● **AIM OF THE TASK**
Collect every line of the records below that contains the word "into".

+++ RECORD SET

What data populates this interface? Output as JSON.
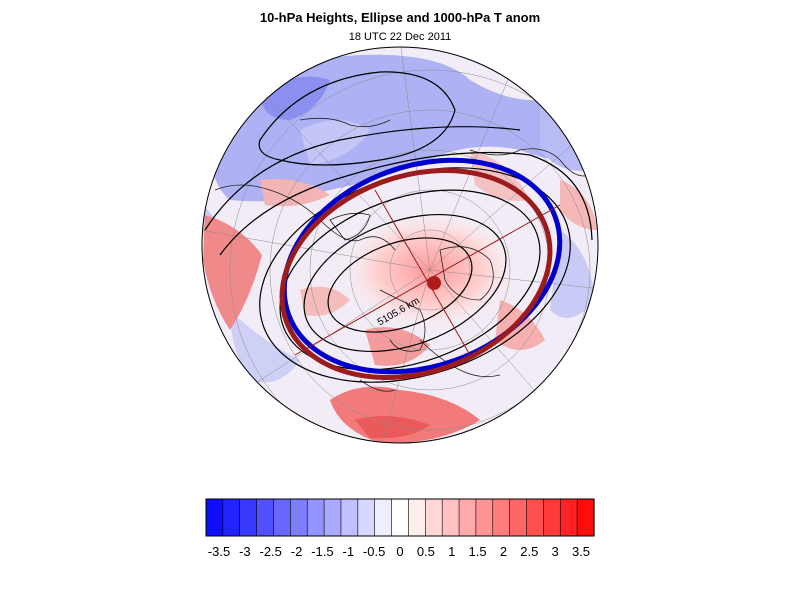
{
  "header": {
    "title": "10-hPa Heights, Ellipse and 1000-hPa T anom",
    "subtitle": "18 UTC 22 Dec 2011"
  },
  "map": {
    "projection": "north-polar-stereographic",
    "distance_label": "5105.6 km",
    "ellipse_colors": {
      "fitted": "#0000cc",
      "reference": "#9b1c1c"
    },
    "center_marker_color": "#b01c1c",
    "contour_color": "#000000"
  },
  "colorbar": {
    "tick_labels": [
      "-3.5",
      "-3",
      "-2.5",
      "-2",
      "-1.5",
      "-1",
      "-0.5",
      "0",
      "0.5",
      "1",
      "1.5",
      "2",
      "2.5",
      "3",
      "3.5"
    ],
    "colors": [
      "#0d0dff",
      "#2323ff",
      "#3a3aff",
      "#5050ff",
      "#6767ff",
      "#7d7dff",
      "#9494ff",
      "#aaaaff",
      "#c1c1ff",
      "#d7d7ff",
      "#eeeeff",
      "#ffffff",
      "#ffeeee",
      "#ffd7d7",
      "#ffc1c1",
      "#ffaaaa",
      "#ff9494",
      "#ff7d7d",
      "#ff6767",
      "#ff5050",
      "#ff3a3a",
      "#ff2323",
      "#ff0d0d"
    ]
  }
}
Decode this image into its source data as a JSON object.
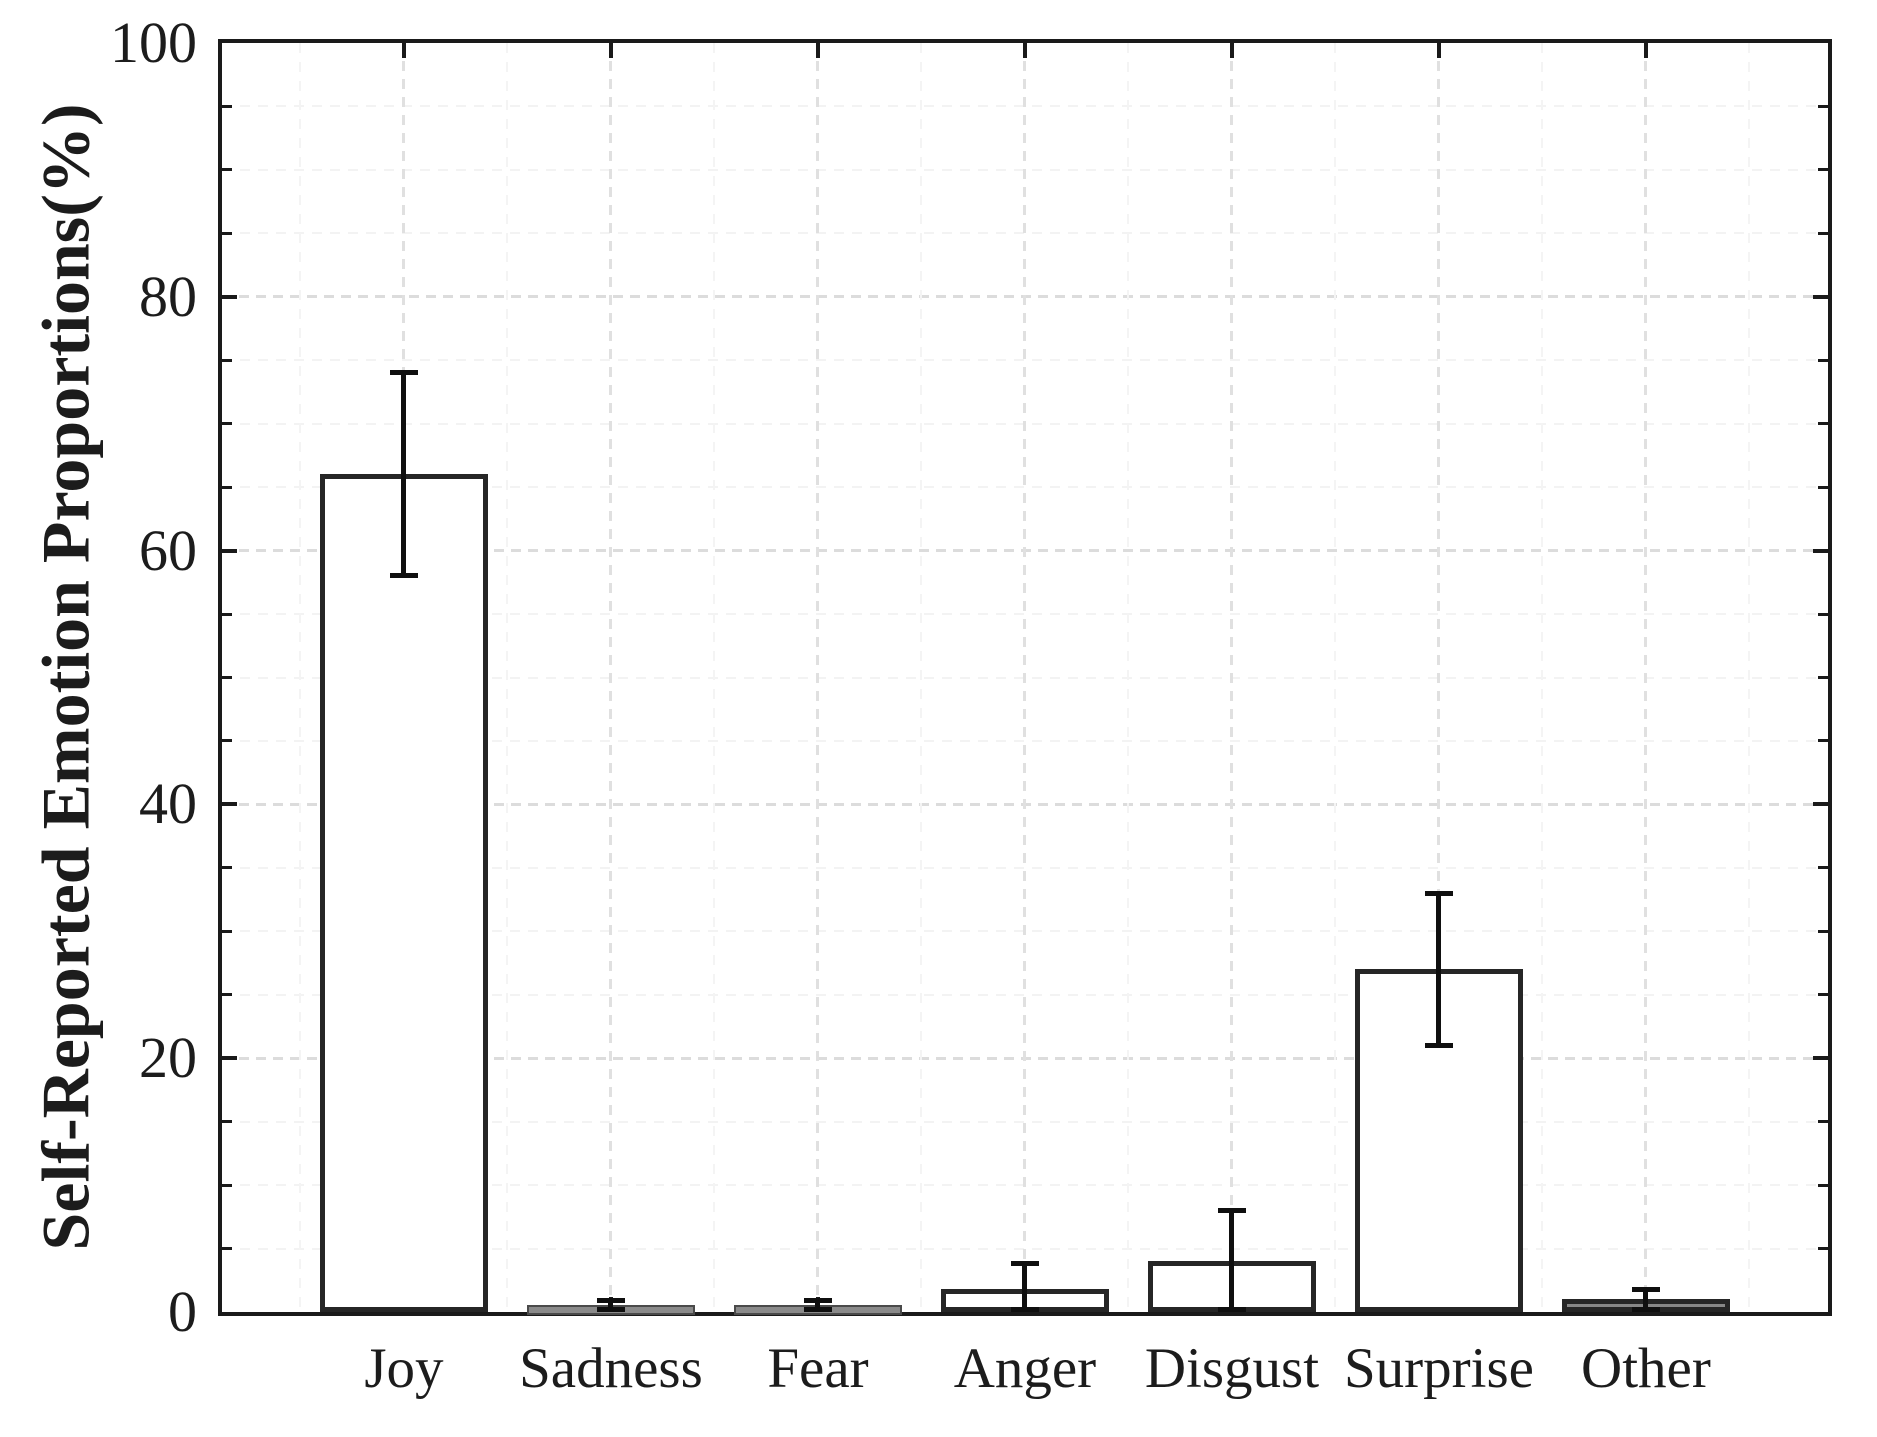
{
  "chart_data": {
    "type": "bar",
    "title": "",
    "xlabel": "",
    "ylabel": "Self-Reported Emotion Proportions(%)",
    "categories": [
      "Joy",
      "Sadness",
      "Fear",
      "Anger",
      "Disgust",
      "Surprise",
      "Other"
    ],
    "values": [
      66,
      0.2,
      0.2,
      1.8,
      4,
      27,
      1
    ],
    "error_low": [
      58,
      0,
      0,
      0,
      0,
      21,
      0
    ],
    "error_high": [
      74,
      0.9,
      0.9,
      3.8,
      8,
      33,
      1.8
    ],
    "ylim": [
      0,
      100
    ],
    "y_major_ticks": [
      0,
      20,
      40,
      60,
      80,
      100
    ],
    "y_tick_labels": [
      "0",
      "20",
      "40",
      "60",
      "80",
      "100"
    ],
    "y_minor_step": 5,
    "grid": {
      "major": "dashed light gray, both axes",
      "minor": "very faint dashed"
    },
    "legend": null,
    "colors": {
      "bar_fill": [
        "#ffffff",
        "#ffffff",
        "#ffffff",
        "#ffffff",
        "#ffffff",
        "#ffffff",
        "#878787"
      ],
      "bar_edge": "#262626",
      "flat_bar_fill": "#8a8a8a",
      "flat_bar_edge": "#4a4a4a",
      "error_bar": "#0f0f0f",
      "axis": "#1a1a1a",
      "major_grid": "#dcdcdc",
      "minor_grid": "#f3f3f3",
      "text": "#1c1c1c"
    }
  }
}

++++++
+++ RECORD SET

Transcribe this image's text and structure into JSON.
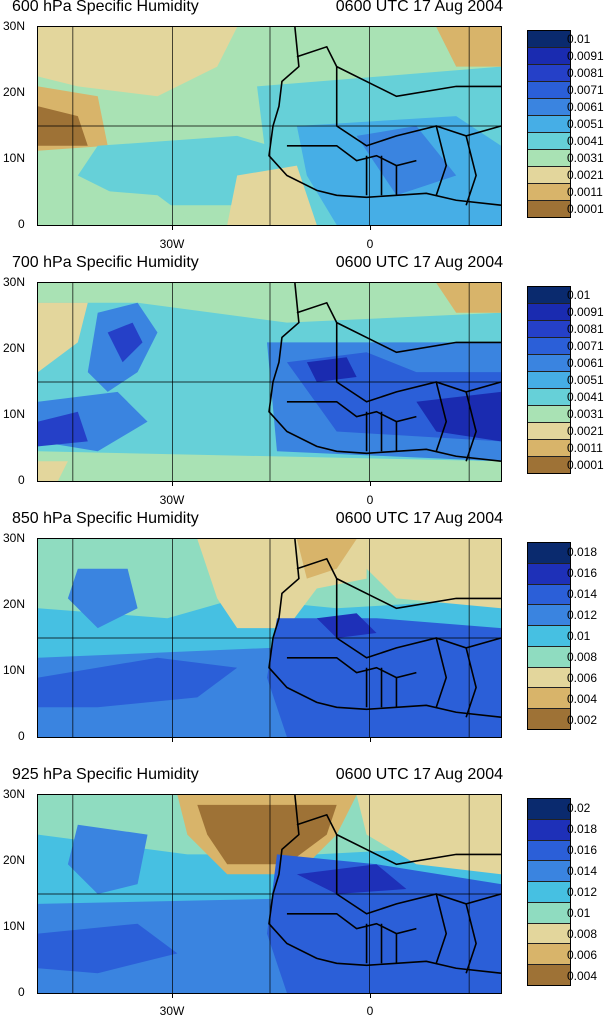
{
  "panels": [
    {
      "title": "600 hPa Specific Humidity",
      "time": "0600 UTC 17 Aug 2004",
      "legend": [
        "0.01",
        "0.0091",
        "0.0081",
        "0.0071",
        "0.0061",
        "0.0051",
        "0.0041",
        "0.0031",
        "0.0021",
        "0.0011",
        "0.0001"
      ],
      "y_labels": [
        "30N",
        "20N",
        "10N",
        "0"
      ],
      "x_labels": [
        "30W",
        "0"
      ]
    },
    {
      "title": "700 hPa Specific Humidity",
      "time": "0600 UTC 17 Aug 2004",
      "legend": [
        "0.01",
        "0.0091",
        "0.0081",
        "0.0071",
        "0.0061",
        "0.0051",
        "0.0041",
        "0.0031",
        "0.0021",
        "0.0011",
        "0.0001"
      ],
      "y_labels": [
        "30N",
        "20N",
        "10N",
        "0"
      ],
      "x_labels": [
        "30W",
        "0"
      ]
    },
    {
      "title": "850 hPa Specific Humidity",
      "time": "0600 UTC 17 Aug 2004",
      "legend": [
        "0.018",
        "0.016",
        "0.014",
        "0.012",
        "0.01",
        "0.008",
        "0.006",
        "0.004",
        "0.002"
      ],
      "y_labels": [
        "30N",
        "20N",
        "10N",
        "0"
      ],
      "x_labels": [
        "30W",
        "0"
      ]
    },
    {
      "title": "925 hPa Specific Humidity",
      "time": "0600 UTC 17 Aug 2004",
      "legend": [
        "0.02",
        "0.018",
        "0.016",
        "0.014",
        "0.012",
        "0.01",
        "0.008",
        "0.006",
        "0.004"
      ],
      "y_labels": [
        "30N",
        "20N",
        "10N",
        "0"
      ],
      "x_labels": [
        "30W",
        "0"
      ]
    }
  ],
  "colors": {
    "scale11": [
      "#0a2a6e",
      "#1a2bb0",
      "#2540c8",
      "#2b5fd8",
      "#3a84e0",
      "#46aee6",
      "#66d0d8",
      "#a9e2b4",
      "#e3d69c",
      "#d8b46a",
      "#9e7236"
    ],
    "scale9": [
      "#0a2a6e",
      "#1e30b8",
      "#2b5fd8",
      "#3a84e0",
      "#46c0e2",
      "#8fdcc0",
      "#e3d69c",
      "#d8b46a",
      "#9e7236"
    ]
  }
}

++++++

● **EXPECTED ANSWER**
Decode this image into its source data as a JSON object.
Transcribe this image's text and structure into JSON.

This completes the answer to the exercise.